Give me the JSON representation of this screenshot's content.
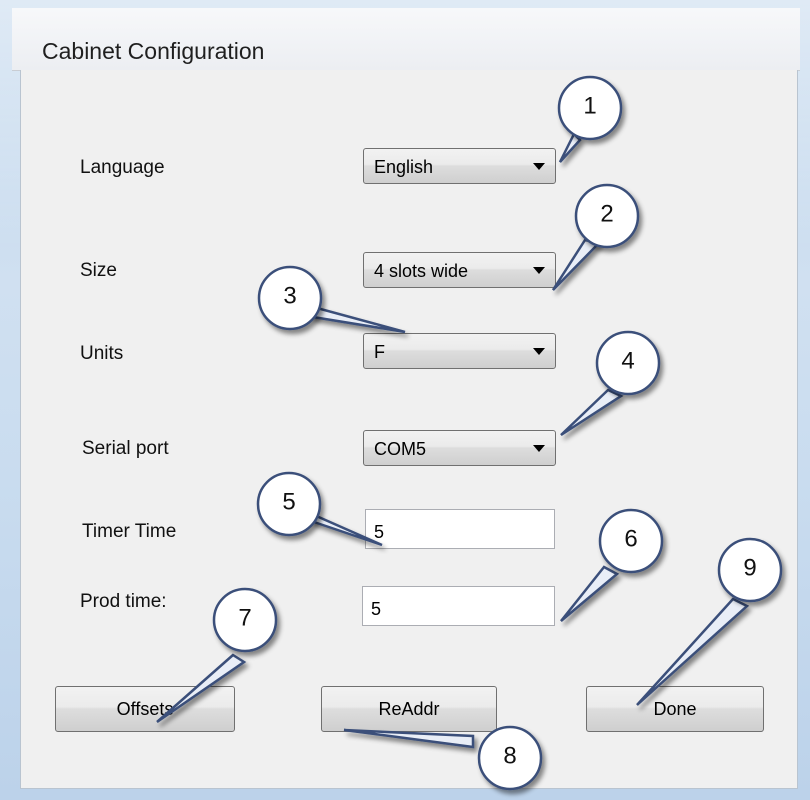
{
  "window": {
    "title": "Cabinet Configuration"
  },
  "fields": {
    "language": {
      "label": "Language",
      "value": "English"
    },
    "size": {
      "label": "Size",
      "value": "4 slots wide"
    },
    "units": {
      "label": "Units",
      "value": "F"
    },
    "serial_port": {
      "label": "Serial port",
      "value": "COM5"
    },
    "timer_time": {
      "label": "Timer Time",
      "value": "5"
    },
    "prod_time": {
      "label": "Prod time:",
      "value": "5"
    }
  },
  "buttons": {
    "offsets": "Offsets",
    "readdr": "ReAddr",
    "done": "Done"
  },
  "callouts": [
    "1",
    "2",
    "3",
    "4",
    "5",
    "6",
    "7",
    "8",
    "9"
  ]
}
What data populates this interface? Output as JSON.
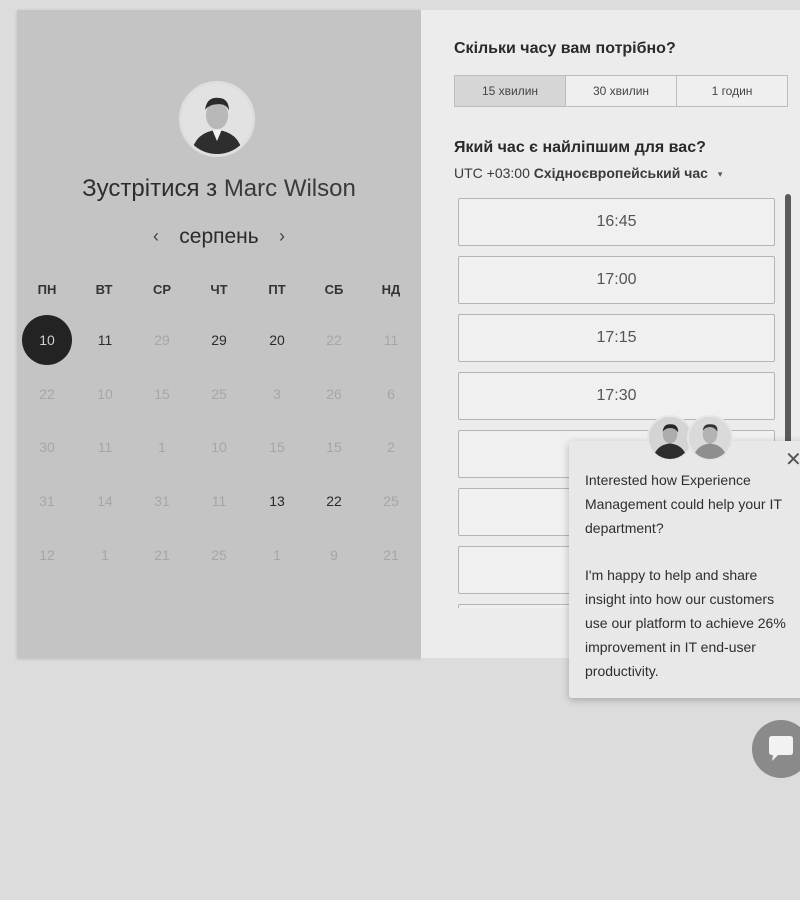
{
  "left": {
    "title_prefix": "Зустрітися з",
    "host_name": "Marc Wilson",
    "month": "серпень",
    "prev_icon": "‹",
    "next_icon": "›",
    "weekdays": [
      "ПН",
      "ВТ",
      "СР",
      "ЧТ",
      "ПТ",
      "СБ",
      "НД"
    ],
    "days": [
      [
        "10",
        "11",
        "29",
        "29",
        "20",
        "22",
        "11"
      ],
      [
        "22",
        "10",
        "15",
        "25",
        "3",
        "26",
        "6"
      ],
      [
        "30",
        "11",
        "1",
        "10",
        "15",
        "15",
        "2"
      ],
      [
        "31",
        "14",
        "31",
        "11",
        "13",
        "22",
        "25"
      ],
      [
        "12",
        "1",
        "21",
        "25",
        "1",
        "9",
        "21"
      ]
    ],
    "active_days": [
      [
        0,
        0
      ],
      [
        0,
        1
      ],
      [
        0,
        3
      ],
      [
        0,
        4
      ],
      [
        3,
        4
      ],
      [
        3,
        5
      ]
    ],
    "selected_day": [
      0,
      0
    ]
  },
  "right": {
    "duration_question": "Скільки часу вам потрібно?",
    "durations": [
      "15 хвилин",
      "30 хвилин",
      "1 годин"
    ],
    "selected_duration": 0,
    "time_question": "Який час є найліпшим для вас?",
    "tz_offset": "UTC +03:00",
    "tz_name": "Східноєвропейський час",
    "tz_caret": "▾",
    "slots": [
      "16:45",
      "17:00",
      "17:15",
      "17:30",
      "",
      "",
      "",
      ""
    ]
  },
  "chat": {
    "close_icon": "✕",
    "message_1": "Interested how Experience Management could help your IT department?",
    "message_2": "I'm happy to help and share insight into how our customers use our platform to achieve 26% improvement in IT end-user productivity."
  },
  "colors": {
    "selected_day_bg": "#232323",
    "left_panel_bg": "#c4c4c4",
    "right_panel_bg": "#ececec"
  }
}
......
◆ **EXERCISE BRIEF**: Your copy should match the entries exactly, minus the pictures.

◆ **TASK RESPONSE**:
Give me the JSON representation of this screenshot's content.
{
  "window": {
    "title": "Cabinet Configuration"
  },
  "fields": {
    "language": {
      "label": "Language",
      "value": "English"
    },
    "size": {
      "label": "Size",
      "value": "4 slots wide"
    },
    "units": {
      "label": "Units",
      "value": "F"
    },
    "serial_port": {
      "label": "Serial port",
      "value": "COM5"
    },
    "timer_time": {
      "label": "Timer Time",
      "value": "5"
    },
    "prod_time": {
      "label": "Prod time:",
      "value": "5"
    }
  },
  "buttons": {
    "offsets": "Offsets",
    "readdr": "ReAddr",
    "done": "Done"
  },
  "callouts": [
    "1",
    "2",
    "3",
    "4",
    "5",
    "6",
    "7",
    "8",
    "9"
  ]
}
What data populates this interface? Output as JSON.
{
  "left": {
    "title_prefix": "Зустрітися з",
    "host_name": "Marc Wilson",
    "month": "серпень",
    "prev_icon": "‹",
    "next_icon": "›",
    "weekdays": [
      "ПН",
      "ВТ",
      "СР",
      "ЧТ",
      "ПТ",
      "СБ",
      "НД"
    ],
    "days": [
      [
        "10",
        "11",
        "29",
        "29",
        "20",
        "22",
        "11"
      ],
      [
        "22",
        "10",
        "15",
        "25",
        "3",
        "26",
        "6"
      ],
      [
        "30",
        "11",
        "1",
        "10",
        "15",
        "15",
        "2"
      ],
      [
        "31",
        "14",
        "31",
        "11",
        "13",
        "22",
        "25"
      ],
      [
        "12",
        "1",
        "21",
        "25",
        "1",
        "9",
        "21"
      ]
    ],
    "active_days": [
      [
        0,
        0
      ],
      [
        0,
        1
      ],
      [
        0,
        3
      ],
      [
        0,
        4
      ],
      [
        3,
        4
      ],
      [
        3,
        5
      ]
    ],
    "selected_day": [
      0,
      0
    ]
  },
  "right": {
    "duration_question": "Скільки часу вам потрібно?",
    "durations": [
      "15 хвилин",
      "30 хвилин",
      "1 годин"
    ],
    "selected_duration": 0,
    "time_question": "Який час є найліпшим для вас?",
    "tz_offset": "UTC +03:00",
    "tz_name": "Східноєвропейський час",
    "tz_caret": "▾",
    "slots": [
      "16:45",
      "17:00",
      "17:15",
      "17:30",
      "",
      "",
      "",
      ""
    ]
  },
  "chat": {
    "close_icon": "✕",
    "message_1": "Interested how Experience Management could help your IT department?",
    "message_2": "I'm happy to help and share insight into how our customers use our platform to achieve 26% improvement in IT end-user productivity."
  },
  "colors": {
    "selected_day_bg": "#232323",
    "left_panel_bg": "#c4c4c4",
    "right_panel_bg": "#ececec"
  }
}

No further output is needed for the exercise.